● **Zu erledigende Aufgaben**
**A.** Gib den Abschnitt des Sitzungsprotokolls zwischen „Protokoll der Sitzung“ und „- Herr Minister!“ einschließlich erneut wieder und tausche dabei „Landesregierung“ gegen „Staatsregierung“ aus.
**B.** Übersetze den Satz „Lieber Herr Watermann, bislang gibt es keine Erkenntnisse darüber, dass eine besondere Gewaltbereitschaft vorhanden ist.“ aus dem Sitzungsprotokoll ins Englische.
**C.** Was fragt der erste Redner im Sitzungsprotokoll die Landesregierung?

● **Gezeigter Textauszug**
+ + + + +

Protokoll der Sitzung vom 18.02.2016

Herr Präsident! Meine Damen und Herren! Ich frage die Landesregierung, wie sie das Gewaltpotenzial der Bürgerwehren, von denen sie berichtet hat, einschätzt.

Danke schön. - Herr Minister!

Sehr geehrter Herr Präsident! Meine Damen und Herren! Lieber Herr Watermann, bislang gibt es keine Erkenntnisse darüber, dass eine besondere Gewaltbereitschaft vorhanden ist. Auch das wird aufmerksam zu beobachten sein und hängt natürlich immer eng mit der tatsächlichen, mit der wahren Motivation für die Gründung solcher Bürgerwehren zusammen.

Ich habe es gerade beschrieben: Dort, wo es in der 90er-Jahren verstärkt Einbruchszenarien gab, haben sich Nachbarschaftshilfen gebildet, um sich zu schützen, weil es eine objektive Situation gab, vor der man sich fürchtete. Wir haben aber heute in vielen Fällen von Bürgerwehren - in den virtuellen und den wenigen realisierten Fällen - überwiegend die Situation, dass es überhaupt kein äquiva

lentes Kriminalitätslagebild gibt, das das Schüren einer solchen Furcht durch die Gründung einer Bürgerwehr überhaupt in irgendeiner Weise rechtfertigt.

Das heißt, die Motivation kann am Ende immer auch dazu führen, dass genau das eintritt, was Sie beschreiben, nämlich dass sich die Motivation derjenigen, die eine Bürgerwehr gründen, gegen bestimmte Menschen richtet, es aber nicht um den Schutz der eigenen Bürgerinnen und Bürger geht. Demzufolge ist natürlich die Hemmschwelle, Gewalt auszuüben, im Zweifel niedriger.

+ + + + +

● **Ausgelesene Einträge**
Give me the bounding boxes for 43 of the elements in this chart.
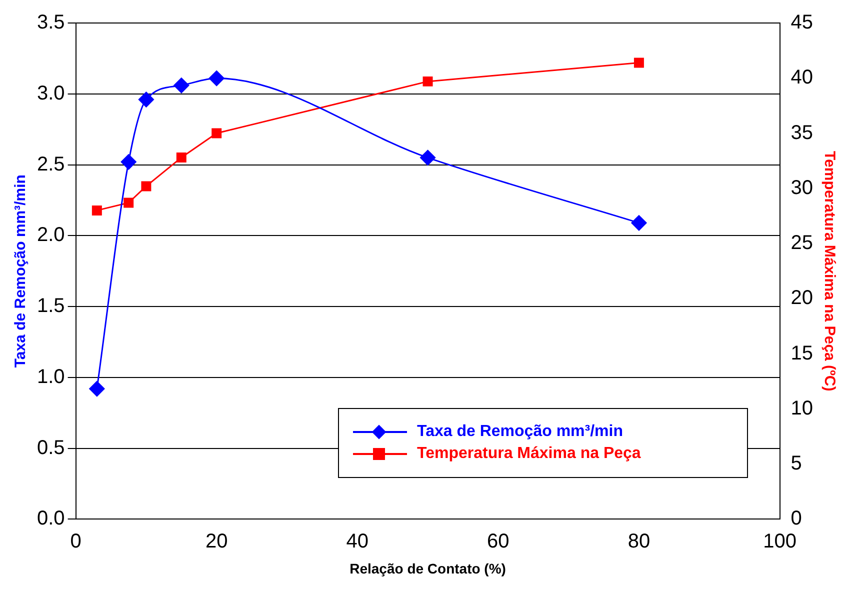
x-tick-label: 20 xyxy=(205,530,228,553)
y2-tick-label: 45 xyxy=(790,12,814,34)
point xyxy=(92,205,102,216)
point xyxy=(141,181,152,192)
y-tick-label: 3.0 xyxy=(36,82,65,104)
x-tick-label: 60 xyxy=(487,530,510,553)
point xyxy=(120,154,136,170)
y2-tick-label: 5 xyxy=(790,452,802,475)
y-tick-label: 2.0 xyxy=(36,224,65,246)
x-tick-label: 80 xyxy=(628,530,650,553)
y-tick-label: 0.0 xyxy=(36,508,65,530)
y-tick-label: 1.5 xyxy=(36,295,65,318)
point xyxy=(174,78,190,94)
y2-tick-label: 25 xyxy=(790,232,814,254)
point xyxy=(631,215,647,231)
y-tick-label: 0.5 xyxy=(36,436,65,459)
legend-label: Taxa de Remoção mm³/min xyxy=(417,423,623,441)
y-tick-label: 3.5 xyxy=(36,12,65,34)
x-axis-title: Relação de Contato (%) xyxy=(350,560,506,576)
point xyxy=(124,198,134,208)
x-tick-label: 0 xyxy=(70,530,82,553)
point xyxy=(89,381,105,397)
y-tick-label: 1.0 xyxy=(36,366,65,388)
point xyxy=(420,150,436,166)
point xyxy=(176,152,186,163)
point xyxy=(422,76,433,86)
point xyxy=(634,58,644,68)
y2-tick-label: 35 xyxy=(790,122,814,144)
y2-axis-title: Temperatura Máxima na Peça (ºC) xyxy=(820,150,838,392)
x-tick-label: 40 xyxy=(346,530,369,553)
y2-tick-label: 15 xyxy=(790,342,814,364)
x-tick-label: 100 xyxy=(763,530,796,553)
y2-tick-label: 10 xyxy=(790,397,814,420)
point xyxy=(212,128,222,138)
y-tick-label: 2.5 xyxy=(36,153,65,176)
legend-label: Temperatura Máxima na Peça xyxy=(417,445,641,463)
y-axis-title: Taxa de Remoção mm³/min xyxy=(12,174,30,368)
y2-tick-label: 20 xyxy=(790,287,814,310)
point xyxy=(138,92,154,108)
y2-tick-label: 0 xyxy=(790,508,802,530)
y2-tick-label: 40 xyxy=(790,66,814,89)
y2-tick-label: 30 xyxy=(790,176,814,199)
point xyxy=(208,70,224,86)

+ + + + +

● **Schriftliche Antworten**
**A.**
Protokoll der Sitzung vom 18.02.2016

Herr Präsident! Meine Damen und Herren! Ich frage die Staatsregierung, wie sie das Gewaltpotenzial der Bürgerwehren, von denen sie berichtet hat, einschätzt.

Danke schön. - Herr Minister!

**B.** Dear Mr. Watermann, so far there is no evidence that there is any particular propensity for violence.

**C.** Er fragt, wie sie das Gewaltpotenzial der Bürgerwehren einschätzt, von denen sie berichtet hat.